***** Records to use *****

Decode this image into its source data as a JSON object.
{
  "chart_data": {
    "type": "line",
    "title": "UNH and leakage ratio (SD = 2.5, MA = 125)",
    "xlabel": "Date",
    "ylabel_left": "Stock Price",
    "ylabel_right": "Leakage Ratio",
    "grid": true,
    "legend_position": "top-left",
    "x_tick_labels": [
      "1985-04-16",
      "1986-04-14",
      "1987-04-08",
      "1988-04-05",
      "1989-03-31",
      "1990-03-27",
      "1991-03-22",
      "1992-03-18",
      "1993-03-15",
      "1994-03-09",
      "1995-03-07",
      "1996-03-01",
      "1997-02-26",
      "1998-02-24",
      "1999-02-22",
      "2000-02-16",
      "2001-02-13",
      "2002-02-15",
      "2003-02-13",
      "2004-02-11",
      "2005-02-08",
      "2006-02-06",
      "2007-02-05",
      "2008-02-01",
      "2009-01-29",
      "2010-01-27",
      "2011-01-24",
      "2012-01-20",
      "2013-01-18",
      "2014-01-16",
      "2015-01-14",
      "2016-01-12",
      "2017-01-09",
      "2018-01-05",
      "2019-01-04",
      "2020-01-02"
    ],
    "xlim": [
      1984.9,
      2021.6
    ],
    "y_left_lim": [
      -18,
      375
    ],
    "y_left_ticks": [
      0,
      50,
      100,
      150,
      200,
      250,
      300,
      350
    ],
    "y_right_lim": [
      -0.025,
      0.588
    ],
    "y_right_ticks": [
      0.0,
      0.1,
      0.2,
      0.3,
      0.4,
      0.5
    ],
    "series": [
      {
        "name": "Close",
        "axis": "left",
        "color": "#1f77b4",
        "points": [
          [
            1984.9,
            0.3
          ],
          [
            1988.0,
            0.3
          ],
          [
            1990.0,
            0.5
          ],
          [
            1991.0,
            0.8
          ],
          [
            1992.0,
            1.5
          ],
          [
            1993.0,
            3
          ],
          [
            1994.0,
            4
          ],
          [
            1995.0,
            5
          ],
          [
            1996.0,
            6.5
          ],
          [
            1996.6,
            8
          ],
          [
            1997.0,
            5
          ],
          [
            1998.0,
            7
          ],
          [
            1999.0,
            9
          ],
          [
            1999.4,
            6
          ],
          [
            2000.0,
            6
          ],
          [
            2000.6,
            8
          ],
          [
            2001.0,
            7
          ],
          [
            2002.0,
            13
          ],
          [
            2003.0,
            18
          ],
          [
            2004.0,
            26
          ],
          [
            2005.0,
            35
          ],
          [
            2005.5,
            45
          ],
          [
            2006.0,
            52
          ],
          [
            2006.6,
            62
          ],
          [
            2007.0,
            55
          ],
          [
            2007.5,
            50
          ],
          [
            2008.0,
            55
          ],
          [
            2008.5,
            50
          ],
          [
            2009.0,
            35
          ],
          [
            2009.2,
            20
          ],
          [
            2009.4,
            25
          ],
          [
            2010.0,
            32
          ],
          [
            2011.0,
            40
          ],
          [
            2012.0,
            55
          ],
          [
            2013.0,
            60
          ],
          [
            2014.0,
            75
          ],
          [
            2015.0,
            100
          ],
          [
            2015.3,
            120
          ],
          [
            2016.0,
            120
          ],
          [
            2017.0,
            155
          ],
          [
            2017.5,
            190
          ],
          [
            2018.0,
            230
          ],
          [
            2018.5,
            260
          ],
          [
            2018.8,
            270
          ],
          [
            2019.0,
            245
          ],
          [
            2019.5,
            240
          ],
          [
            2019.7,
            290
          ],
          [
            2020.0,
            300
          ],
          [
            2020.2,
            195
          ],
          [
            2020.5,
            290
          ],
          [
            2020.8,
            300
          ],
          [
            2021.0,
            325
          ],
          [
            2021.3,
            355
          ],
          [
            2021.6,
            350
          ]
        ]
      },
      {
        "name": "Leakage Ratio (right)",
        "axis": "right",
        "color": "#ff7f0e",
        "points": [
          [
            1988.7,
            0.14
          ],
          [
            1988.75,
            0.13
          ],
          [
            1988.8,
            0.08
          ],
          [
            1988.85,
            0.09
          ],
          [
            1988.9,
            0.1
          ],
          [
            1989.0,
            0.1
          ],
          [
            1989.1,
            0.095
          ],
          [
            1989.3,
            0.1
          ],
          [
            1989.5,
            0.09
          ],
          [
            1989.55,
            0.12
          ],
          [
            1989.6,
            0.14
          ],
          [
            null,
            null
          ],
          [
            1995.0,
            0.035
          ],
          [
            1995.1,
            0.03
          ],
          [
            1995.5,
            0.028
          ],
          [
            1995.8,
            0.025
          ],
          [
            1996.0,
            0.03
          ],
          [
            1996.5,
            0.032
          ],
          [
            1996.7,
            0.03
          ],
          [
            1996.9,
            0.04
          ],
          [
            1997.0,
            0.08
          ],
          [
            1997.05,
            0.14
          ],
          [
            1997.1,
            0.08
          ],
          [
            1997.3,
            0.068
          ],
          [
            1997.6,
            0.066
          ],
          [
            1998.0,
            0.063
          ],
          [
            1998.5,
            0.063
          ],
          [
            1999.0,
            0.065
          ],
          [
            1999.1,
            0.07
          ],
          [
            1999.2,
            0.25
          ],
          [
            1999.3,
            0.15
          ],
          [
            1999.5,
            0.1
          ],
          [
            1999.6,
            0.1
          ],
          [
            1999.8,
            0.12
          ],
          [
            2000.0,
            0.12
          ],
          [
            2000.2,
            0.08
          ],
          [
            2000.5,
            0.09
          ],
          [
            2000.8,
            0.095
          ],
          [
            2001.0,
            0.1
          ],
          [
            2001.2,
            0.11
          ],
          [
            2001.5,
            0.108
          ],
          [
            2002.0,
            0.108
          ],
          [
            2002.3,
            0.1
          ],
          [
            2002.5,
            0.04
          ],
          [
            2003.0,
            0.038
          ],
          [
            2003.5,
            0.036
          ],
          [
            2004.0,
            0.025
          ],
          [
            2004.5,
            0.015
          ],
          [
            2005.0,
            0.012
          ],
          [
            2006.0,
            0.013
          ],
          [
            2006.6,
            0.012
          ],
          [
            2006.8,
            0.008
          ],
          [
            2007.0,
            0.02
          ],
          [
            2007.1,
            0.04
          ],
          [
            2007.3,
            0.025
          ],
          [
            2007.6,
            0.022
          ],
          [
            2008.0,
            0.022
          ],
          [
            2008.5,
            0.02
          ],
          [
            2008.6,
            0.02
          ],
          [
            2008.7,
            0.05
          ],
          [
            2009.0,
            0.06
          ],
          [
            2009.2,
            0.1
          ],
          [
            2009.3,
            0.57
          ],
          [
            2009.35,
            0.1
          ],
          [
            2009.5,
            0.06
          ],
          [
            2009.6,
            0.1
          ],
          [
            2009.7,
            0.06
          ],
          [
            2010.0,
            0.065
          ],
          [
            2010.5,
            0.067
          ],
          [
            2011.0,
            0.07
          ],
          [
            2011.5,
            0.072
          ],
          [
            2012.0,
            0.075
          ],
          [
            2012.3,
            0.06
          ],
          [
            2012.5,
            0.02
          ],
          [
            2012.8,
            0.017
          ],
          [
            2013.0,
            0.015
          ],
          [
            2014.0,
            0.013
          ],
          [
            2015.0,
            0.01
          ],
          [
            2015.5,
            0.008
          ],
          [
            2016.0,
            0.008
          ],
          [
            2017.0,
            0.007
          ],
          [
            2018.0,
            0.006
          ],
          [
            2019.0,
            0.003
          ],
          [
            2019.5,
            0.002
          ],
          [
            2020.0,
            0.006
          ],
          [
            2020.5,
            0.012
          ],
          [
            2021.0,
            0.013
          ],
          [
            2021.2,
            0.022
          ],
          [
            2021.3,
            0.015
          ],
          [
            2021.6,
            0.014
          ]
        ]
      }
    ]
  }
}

*****

Task objective - Write the data out again in full and exactly.

Task output -
Decode this image into its source data as a JSON object.
{
  "chart_data": {
    "type": "line",
    "title": "UNH and leakage ratio (SD = 2.5, MA = 125)",
    "xlabel": "Date",
    "ylabel_left": "Stock Price",
    "ylabel_right": "Leakage Ratio",
    "grid": true,
    "legend_position": "top-left",
    "x_tick_labels": [
      "1985-04-16",
      "1986-04-14",
      "1987-04-08",
      "1988-04-05",
      "1989-03-31",
      "1990-03-27",
      "1991-03-22",
      "1992-03-18",
      "1993-03-15",
      "1994-03-09",
      "1995-03-07",
      "1996-03-01",
      "1997-02-26",
      "1998-02-24",
      "1999-02-22",
      "2000-02-16",
      "2001-02-13",
      "2002-02-15",
      "2003-02-13",
      "2004-02-11",
      "2005-02-08",
      "2006-02-06",
      "2007-02-05",
      "2008-02-01",
      "2009-01-29",
      "2010-01-27",
      "2011-01-24",
      "2012-01-20",
      "2013-01-18",
      "2014-01-16",
      "2015-01-14",
      "2016-01-12",
      "2017-01-09",
      "2018-01-05",
      "2019-01-04",
      "2020-01-02"
    ],
    "xlim": [
      1984.9,
      2021.6
    ],
    "y_left_lim": [
      -18,
      375
    ],
    "y_left_ticks": [
      0,
      50,
      100,
      150,
      200,
      250,
      300,
      350
    ],
    "y_right_lim": [
      -0.025,
      0.588
    ],
    "y_right_ticks": [
      0.0,
      0.1,
      0.2,
      0.3,
      0.4,
      0.5
    ],
    "series": [
      {
        "name": "Close",
        "axis": "left",
        "color": "#1f77b4",
        "points": [
          [
            1984.9,
            0.3
          ],
          [
            1988.0,
            0.3
          ],
          [
            1990.0,
            0.5
          ],
          [
            1991.0,
            0.8
          ],
          [
            1992.0,
            1.5
          ],
          [
            1993.0,
            3
          ],
          [
            1994.0,
            4
          ],
          [
            1995.0,
            5
          ],
          [
            1996.0,
            6.5
          ],
          [
            1996.6,
            8
          ],
          [
            1997.0,
            5
          ],
          [
            1998.0,
            7
          ],
          [
            1999.0,
            9
          ],
          [
            1999.4,
            6
          ],
          [
            2000.0,
            6
          ],
          [
            2000.6,
            8
          ],
          [
            2001.0,
            7
          ],
          [
            2002.0,
            13
          ],
          [
            2003.0,
            18
          ],
          [
            2004.0,
            26
          ],
          [
            2005.0,
            35
          ],
          [
            2005.5,
            45
          ],
          [
            2006.0,
            52
          ],
          [
            2006.6,
            62
          ],
          [
            2007.0,
            55
          ],
          [
            2007.5,
            50
          ],
          [
            2008.0,
            55
          ],
          [
            2008.5,
            50
          ],
          [
            2009.0,
            35
          ],
          [
            2009.2,
            20
          ],
          [
            2009.4,
            25
          ],
          [
            2010.0,
            32
          ],
          [
            2011.0,
            40
          ],
          [
            2012.0,
            55
          ],
          [
            2013.0,
            60
          ],
          [
            2014.0,
            75
          ],
          [
            2015.0,
            100
          ],
          [
            2015.3,
            120
          ],
          [
            2016.0,
            120
          ],
          [
            2017.0,
            155
          ],
          [
            2017.5,
            190
          ],
          [
            2018.0,
            230
          ],
          [
            2018.5,
            260
          ],
          [
            2018.8,
            270
          ],
          [
            2019.0,
            245
          ],
          [
            2019.5,
            240
          ],
          [
            2019.7,
            290
          ],
          [
            2020.0,
            300
          ],
          [
            2020.2,
            195
          ],
          [
            2020.5,
            290
          ],
          [
            2020.8,
            300
          ],
          [
            2021.0,
            325
          ],
          [
            2021.3,
            355
          ],
          [
            2021.6,
            350
          ]
        ]
      },
      {
        "name": "Leakage Ratio (right)",
        "axis": "right",
        "color": "#ff7f0e",
        "points": [
          [
            1988.7,
            0.14
          ],
          [
            1988.75,
            0.13
          ],
          [
            1988.8,
            0.08
          ],
          [
            1988.85,
            0.09
          ],
          [
            1988.9,
            0.1
          ],
          [
            1989.0,
            0.1
          ],
          [
            1989.1,
            0.095
          ],
          [
            1989.3,
            0.1
          ],
          [
            1989.5,
            0.09
          ],
          [
            1989.55,
            0.12
          ],
          [
            1989.6,
            0.14
          ],
          [
            null,
            null
          ],
          [
            1995.0,
            0.035
          ],
          [
            1995.1,
            0.03
          ],
          [
            1995.5,
            0.028
          ],
          [
            1995.8,
            0.025
          ],
          [
            1996.0,
            0.03
          ],
          [
            1996.5,
            0.032
          ],
          [
            1996.7,
            0.03
          ],
          [
            1996.9,
            0.04
          ],
          [
            1997.0,
            0.08
          ],
          [
            1997.05,
            0.14
          ],
          [
            1997.1,
            0.08
          ],
          [
            1997.3,
            0.068
          ],
          [
            1997.6,
            0.066
          ],
          [
            1998.0,
            0.063
          ],
          [
            1998.5,
            0.063
          ],
          [
            1999.0,
            0.065
          ],
          [
            1999.1,
            0.07
          ],
          [
            1999.2,
            0.25
          ],
          [
            1999.3,
            0.15
          ],
          [
            1999.5,
            0.1
          ],
          [
            1999.6,
            0.1
          ],
          [
            1999.8,
            0.12
          ],
          [
            2000.0,
            0.12
          ],
          [
            2000.2,
            0.08
          ],
          [
            2000.5,
            0.09
          ],
          [
            2000.8,
            0.095
          ],
          [
            2001.0,
            0.1
          ],
          [
            2001.2,
            0.11
          ],
          [
            2001.5,
            0.108
          ],
          [
            2002.0,
            0.108
          ],
          [
            2002.3,
            0.1
          ],
          [
            2002.5,
            0.04
          ],
          [
            2003.0,
            0.038
          ],
          [
            2003.5,
            0.036
          ],
          [
            2004.0,
            0.025
          ],
          [
            2004.5,
            0.015
          ],
          [
            2005.0,
            0.012
          ],
          [
            2006.0,
            0.013
          ],
          [
            2006.6,
            0.012
          ],
          [
            2006.8,
            0.008
          ],
          [
            2007.0,
            0.02
          ],
          [
            2007.1,
            0.04
          ],
          [
            2007.3,
            0.025
          ],
          [
            2007.6,
            0.022
          ],
          [
            2008.0,
            0.022
          ],
          [
            2008.5,
            0.02
          ],
          [
            2008.6,
            0.02
          ],
          [
            2008.7,
            0.05
          ],
          [
            2009.0,
            0.06
          ],
          [
            2009.2,
            0.1
          ],
          [
            2009.3,
            0.57
          ],
          [
            2009.35,
            0.1
          ],
          [
            2009.5,
            0.06
          ],
          [
            2009.6,
            0.1
          ],
          [
            2009.7,
            0.06
          ],
          [
            2010.0,
            0.065
          ],
          [
            2010.5,
            0.067
          ],
          [
            2011.0,
            0.07
          ],
          [
            2011.5,
            0.072
          ],
          [
            2012.0,
            0.075
          ],
          [
            2012.3,
            0.06
          ],
          [
            2012.5,
            0.02
          ],
          [
            2012.8,
            0.017
          ],
          [
            2013.0,
            0.015
          ],
          [
            2014.0,
            0.013
          ],
          [
            2015.0,
            0.01
          ],
          [
            2015.5,
            0.008
          ],
          [
            2016.0,
            0.008
          ],
          [
            2017.0,
            0.007
          ],
          [
            2018.0,
            0.006
          ],
          [
            2019.0,
            0.003
          ],
          [
            2019.5,
            0.002
          ],
          [
            2020.0,
            0.006
          ],
          [
            2020.5,
            0.012
          ],
          [
            2021.0,
            0.013
          ],
          [
            2021.2,
            0.022
          ],
          [
            2021.3,
            0.015
          ],
          [
            2021.6,
            0.014
          ]
        ]
      }
    ]
  }
}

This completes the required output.